#### [EXERCISE BRIEF]
Copy out every line that contains "службе".

#### [Collected data entries]
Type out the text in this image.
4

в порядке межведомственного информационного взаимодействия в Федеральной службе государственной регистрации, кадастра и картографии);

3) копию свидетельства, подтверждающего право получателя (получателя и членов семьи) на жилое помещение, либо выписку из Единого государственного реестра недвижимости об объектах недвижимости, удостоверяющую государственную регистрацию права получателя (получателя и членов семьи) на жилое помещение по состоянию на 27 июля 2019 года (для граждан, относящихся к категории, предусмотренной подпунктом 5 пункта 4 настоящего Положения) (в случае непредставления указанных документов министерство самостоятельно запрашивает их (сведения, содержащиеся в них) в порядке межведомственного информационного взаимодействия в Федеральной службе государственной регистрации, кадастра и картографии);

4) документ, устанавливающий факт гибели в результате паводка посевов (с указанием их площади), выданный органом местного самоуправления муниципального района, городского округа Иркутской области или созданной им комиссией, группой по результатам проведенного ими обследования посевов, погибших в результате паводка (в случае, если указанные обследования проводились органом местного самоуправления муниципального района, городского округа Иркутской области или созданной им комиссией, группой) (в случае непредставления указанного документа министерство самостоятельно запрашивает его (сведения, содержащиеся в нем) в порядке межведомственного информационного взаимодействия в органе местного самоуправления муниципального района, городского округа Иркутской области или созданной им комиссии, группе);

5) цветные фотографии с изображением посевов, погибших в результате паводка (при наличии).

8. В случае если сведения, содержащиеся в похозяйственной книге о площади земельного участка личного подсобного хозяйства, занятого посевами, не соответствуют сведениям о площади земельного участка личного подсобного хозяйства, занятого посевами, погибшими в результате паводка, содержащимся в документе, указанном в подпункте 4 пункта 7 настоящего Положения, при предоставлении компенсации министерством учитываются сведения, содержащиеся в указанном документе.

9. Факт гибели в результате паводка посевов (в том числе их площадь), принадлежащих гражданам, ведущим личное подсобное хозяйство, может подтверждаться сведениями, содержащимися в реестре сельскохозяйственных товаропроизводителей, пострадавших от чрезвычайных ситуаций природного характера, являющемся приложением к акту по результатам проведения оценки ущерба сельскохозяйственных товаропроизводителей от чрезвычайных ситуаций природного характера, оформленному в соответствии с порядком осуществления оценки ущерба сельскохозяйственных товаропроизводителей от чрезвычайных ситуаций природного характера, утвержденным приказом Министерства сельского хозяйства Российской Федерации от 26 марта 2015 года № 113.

#### [SOLUTION FOR THIS PROBLEM]
в порядке межведомственного информационного взаимодействия в Федеральной службе государственной регистрации, кадастра и картографии);
3) копию свидетельства, подтверждающего право получателя (получателя и членов семьи) на жилое помещение, либо выписку из Единого государственного реестра недвижимости об объектах недвижимости, удостоверяющую государственную регистрацию права получателя (получателя и членов семьи) на жилое помещение по состоянию на 27 июля 2019 года (для граждан, относящихся к категории, предусмотренной подпунктом 5 пункта 4 настоящего Положения) (в случае непредставления указанных документов министерство самостоятельно запрашивает их (сведения, содержащиеся в них) в порядке межведомственного информационного взаимодействия в Федеральной службе государственной регистрации, кадастра и картографии);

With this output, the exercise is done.